● **Source extract**
Then a strong angel took up a stone like a great millstone and threw it into the sea, saying, “So will Babylon, the great city, be thrown down with violence, and will not be found any longer. And the sound of harpists and musicians and flute-players and trumpeters will not be heard in you any longer; and no craftsman of any craft will be found in you any longer; and the sound of a mill will not be heard in you any longer; and the light of a lamp will not shine in you any longer; and the voice of the bridegroom and bride will not be heard in you any longer; (18:21–23a)

                     i.      Another strong angel (cf. 5:2; 10:1) now appeared in the vision.

a.        In a dramatic act picturing Babylon’s destruction, he took up a stone like a great millstone (like those used to grind grain; they were four to five feet in diameter, a foot thick, and very heavy) and threw it into the sea.

b.        “So,” explained the angel, “will Babylon, the great city, be thrown down with violence, and will not be found any longer.” In one moment, as that stone disappeared into the sea, Babylon will disappear. A similar demonstration predicted the doom of ancient Babylon:

c.        Then Jeremiah said to Seraiah, “As soon as you come to Babylon, then see that you read all these words aloud, and say, ‘You, O Lord, have promised concerning this place to cut it off, so that there will be nothing dwelling in it, whether man or beast, but it will be a perpetual desolation.’ And it will come about as soon as you finish reading this scroll, you will tie a stone to it and throw it into the middle of the Euphrates, and say, ‘Just so shall Babylon sink down and not rise again because of the calamity that I am going to bring upon her; and they will become exhausted.’ ” (Jer. 51:61–64)

● **What is needed**
Rewrite the passage on Babylon's fall between "Then a strong" and "in the vision.", inclusive, changing "millstone" to "grindstone".

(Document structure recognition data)

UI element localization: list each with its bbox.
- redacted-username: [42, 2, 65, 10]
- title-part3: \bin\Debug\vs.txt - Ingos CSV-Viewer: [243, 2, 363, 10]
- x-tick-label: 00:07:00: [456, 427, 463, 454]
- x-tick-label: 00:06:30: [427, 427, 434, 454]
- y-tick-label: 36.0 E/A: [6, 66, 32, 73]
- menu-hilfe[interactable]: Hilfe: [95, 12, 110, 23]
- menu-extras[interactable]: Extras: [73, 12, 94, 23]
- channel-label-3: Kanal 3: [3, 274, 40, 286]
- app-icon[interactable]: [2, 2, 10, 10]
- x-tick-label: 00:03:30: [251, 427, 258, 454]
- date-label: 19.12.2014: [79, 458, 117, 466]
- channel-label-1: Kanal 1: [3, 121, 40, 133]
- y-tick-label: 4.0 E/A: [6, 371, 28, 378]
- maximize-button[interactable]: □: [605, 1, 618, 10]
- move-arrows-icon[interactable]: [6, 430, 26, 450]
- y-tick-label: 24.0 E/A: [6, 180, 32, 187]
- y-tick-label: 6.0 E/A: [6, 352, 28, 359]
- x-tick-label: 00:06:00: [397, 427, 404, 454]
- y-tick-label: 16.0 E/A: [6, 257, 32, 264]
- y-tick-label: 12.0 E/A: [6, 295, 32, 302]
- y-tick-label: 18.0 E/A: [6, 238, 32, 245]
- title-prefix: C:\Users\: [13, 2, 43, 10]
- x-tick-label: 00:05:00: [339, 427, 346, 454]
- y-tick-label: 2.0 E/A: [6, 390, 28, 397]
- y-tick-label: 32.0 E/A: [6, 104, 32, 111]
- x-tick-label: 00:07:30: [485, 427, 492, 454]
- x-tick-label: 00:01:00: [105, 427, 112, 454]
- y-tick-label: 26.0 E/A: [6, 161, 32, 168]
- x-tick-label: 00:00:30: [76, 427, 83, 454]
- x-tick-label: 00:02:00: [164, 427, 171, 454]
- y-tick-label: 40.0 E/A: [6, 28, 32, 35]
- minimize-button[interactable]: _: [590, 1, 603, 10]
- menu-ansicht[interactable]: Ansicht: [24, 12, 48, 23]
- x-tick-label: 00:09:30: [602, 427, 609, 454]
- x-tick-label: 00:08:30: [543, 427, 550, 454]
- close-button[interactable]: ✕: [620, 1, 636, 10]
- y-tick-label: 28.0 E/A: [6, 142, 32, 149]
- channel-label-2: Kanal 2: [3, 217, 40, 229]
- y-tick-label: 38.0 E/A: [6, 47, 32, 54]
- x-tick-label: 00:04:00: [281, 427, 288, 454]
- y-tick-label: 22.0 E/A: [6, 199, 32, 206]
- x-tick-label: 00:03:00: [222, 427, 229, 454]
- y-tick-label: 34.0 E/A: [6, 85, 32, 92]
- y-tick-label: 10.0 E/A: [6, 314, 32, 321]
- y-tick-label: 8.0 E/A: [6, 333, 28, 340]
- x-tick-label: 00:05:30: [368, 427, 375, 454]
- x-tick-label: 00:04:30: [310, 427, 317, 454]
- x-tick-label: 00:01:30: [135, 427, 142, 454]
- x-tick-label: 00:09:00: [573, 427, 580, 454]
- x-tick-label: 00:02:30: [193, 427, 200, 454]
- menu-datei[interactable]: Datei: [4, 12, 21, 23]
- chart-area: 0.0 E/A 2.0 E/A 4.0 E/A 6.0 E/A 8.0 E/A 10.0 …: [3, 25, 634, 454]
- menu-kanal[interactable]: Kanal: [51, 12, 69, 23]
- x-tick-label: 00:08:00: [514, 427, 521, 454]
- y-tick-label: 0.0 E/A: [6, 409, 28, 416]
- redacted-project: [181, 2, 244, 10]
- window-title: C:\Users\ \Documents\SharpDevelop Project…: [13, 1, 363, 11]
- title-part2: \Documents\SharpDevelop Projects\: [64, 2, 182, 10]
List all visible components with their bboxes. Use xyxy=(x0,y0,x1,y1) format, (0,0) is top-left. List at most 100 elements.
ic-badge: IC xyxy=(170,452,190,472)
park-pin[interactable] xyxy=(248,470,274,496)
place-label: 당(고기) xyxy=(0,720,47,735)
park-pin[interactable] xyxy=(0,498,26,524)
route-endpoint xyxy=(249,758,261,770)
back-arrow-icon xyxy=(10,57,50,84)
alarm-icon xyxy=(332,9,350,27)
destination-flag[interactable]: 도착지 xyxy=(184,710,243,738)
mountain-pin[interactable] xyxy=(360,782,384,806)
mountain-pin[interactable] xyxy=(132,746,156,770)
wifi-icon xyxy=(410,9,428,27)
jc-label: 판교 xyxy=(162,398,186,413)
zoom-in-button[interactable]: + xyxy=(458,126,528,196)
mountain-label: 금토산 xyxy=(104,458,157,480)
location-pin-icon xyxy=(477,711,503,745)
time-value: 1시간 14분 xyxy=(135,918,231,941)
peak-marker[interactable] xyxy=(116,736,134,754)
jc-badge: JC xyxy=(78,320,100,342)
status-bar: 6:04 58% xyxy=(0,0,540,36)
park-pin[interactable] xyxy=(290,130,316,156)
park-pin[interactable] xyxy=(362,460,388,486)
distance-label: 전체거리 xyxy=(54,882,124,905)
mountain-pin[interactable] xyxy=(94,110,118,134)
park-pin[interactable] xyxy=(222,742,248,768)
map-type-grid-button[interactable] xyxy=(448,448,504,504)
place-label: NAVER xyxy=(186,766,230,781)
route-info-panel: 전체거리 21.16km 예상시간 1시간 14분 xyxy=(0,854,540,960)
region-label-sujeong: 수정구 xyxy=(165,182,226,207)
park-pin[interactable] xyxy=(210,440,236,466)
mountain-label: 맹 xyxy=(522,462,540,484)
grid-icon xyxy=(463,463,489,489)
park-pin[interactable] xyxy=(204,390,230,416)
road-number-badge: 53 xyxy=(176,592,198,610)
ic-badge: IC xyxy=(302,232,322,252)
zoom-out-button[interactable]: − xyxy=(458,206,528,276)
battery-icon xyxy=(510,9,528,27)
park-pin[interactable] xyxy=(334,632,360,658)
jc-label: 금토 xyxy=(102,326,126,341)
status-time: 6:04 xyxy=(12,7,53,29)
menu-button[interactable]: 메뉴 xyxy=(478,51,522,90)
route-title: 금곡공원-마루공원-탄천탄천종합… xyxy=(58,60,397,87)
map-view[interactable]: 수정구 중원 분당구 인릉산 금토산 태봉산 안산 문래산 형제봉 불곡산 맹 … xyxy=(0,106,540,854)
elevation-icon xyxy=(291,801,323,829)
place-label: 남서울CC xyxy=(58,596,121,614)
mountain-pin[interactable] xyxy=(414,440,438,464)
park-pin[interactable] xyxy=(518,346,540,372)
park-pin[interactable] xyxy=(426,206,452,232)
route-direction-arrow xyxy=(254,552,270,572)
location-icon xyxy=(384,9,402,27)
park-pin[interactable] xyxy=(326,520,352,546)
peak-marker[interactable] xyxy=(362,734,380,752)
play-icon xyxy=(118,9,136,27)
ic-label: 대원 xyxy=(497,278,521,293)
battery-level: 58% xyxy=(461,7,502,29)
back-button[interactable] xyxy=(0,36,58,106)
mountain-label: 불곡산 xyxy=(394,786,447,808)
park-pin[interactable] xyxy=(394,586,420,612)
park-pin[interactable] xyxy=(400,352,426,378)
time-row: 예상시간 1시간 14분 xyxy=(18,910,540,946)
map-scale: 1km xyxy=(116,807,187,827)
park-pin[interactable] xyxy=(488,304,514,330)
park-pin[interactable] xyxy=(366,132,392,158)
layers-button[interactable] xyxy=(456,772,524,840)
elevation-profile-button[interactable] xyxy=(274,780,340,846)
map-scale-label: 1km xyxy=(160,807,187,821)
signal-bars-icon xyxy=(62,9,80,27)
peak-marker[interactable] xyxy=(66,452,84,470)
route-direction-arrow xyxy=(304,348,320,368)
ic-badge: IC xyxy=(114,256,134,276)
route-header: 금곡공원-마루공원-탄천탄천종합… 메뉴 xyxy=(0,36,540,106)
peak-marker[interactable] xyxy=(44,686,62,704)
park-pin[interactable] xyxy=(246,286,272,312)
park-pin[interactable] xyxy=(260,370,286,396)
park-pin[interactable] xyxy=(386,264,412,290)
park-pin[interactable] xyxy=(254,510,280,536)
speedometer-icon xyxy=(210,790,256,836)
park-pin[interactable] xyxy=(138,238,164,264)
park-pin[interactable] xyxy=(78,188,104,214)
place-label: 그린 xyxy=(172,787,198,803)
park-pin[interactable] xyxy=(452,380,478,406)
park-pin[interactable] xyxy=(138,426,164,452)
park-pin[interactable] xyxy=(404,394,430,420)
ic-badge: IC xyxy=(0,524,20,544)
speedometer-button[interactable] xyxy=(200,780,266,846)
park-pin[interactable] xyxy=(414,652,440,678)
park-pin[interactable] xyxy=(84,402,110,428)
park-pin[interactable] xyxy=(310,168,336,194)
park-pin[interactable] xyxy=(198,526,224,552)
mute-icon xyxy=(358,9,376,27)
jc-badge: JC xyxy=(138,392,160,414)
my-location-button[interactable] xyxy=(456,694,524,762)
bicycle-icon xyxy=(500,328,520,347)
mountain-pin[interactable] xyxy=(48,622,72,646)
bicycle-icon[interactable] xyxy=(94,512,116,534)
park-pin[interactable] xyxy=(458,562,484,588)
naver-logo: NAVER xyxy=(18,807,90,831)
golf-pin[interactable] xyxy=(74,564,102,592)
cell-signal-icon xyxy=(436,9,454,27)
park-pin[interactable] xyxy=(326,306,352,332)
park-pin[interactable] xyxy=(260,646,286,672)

● **Answer section**
Then a strong angel took up a stone like a great grindstone and threw it into the sea, saying, “So will Babylon, the great city, be thrown down with violence, and will not be found any longer. And the sound of harpists and musicians and flute-players and trumpeters will not be heard in you any longer; and no craftsman of any craft will be found in you any longer; and the sound of a mill will not be heard in you any longer; and the light of a lamp will not shine in you any longer; and the voice of the bridegroom and bride will not be heard in you any longer; (18:21–23a)

                     i.      Another strong angel (cf. 5:2; 10:1) now appeared in the vision.